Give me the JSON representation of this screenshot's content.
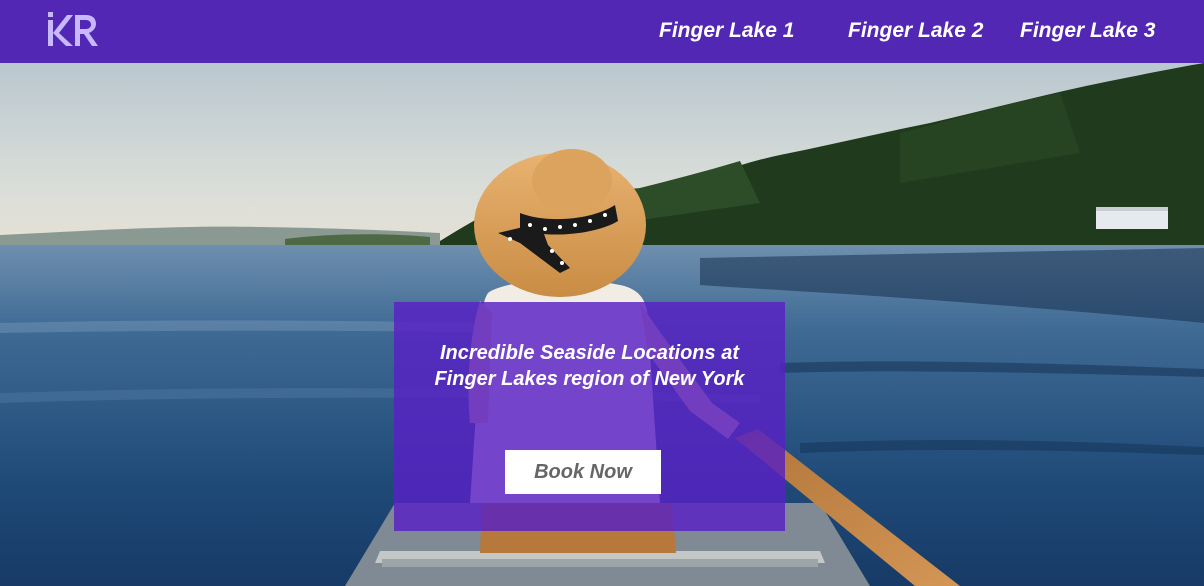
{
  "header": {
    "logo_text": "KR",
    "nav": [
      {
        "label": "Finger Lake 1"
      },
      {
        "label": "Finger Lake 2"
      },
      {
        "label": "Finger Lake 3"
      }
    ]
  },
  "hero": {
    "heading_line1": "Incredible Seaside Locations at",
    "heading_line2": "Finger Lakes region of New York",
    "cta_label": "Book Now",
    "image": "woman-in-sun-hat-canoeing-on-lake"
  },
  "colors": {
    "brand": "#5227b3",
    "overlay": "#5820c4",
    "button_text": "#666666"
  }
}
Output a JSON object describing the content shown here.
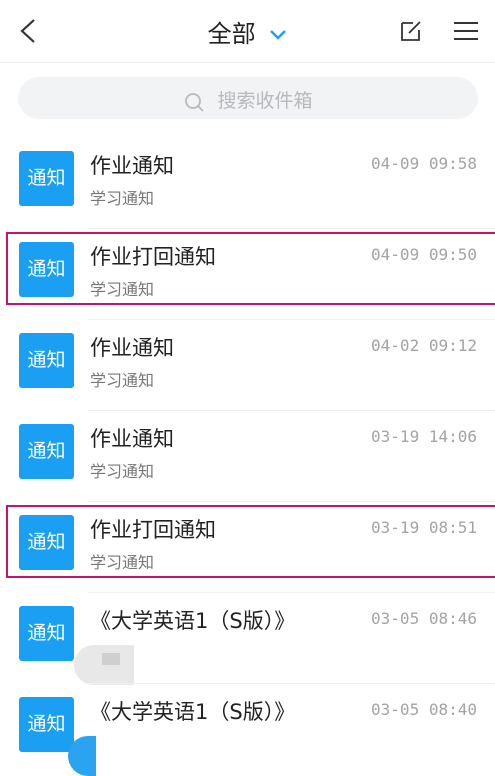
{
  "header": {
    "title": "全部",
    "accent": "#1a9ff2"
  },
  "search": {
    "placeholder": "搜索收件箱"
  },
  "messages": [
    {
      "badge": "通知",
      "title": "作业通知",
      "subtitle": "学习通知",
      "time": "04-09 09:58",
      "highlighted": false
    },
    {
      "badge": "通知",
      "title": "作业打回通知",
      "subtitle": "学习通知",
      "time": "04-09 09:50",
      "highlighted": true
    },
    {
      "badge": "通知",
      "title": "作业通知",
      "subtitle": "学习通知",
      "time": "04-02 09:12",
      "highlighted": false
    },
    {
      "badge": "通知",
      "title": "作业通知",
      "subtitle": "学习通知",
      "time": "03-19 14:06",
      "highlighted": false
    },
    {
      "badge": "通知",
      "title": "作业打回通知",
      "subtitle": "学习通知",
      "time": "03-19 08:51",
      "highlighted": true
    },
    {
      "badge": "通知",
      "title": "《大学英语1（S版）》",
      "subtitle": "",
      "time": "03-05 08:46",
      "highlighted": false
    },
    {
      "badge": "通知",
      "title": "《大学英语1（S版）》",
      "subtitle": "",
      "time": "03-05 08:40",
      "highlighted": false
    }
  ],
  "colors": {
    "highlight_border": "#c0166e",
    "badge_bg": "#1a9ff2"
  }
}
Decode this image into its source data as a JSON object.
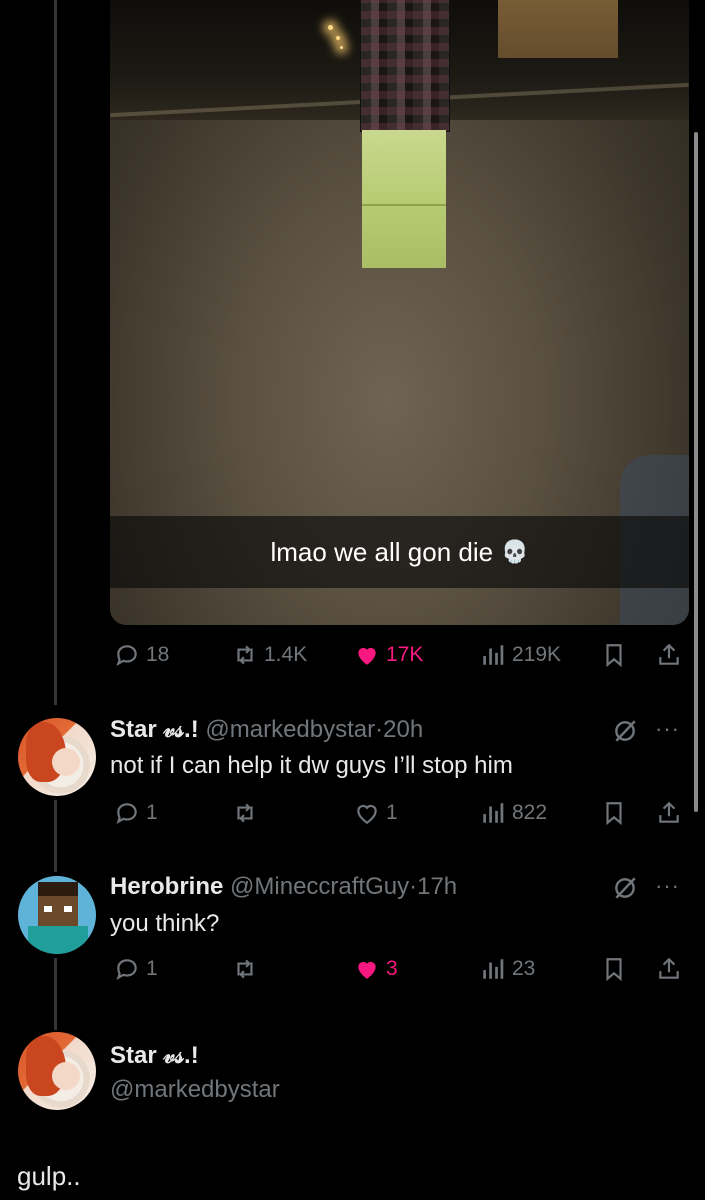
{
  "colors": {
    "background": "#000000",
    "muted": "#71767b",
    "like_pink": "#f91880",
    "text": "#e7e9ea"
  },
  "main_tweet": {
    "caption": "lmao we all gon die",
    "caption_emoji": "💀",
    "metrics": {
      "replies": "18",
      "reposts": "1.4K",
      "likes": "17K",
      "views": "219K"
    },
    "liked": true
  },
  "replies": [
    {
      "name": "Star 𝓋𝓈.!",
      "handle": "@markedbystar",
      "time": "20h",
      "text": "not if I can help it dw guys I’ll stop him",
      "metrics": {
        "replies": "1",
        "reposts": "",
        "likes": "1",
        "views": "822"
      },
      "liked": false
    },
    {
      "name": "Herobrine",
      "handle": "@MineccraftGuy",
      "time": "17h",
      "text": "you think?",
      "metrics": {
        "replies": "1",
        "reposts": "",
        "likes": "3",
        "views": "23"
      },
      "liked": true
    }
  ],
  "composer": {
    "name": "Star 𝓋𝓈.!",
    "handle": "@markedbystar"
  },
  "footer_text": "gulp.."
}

····················

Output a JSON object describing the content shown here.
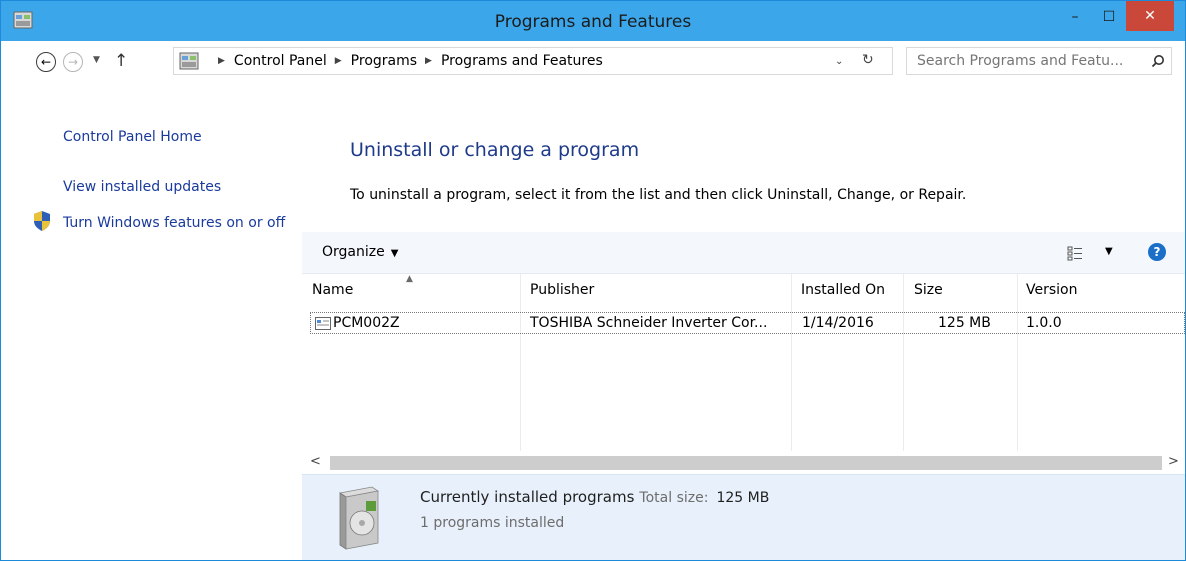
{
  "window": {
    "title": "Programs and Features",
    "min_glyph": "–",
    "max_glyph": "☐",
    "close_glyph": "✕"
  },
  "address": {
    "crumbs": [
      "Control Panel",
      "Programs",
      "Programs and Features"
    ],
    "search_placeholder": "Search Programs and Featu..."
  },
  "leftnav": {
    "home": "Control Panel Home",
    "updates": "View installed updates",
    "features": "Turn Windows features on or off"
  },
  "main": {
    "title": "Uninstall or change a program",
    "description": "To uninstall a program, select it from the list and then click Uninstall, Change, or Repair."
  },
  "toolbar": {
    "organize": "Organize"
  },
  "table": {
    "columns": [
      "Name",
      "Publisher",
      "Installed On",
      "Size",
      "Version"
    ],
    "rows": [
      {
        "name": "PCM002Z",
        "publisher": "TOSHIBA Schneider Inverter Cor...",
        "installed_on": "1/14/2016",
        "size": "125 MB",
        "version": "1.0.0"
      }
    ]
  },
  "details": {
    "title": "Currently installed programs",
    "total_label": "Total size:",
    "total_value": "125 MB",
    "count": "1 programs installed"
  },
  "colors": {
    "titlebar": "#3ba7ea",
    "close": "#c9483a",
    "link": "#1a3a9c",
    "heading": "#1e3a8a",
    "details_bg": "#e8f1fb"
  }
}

····················

Objective: Pick out the lines containing the word "replies" and show them.

Task answer:
      "replies": "18",
  "replies": [
        "replies": "1",
        "replies": "1",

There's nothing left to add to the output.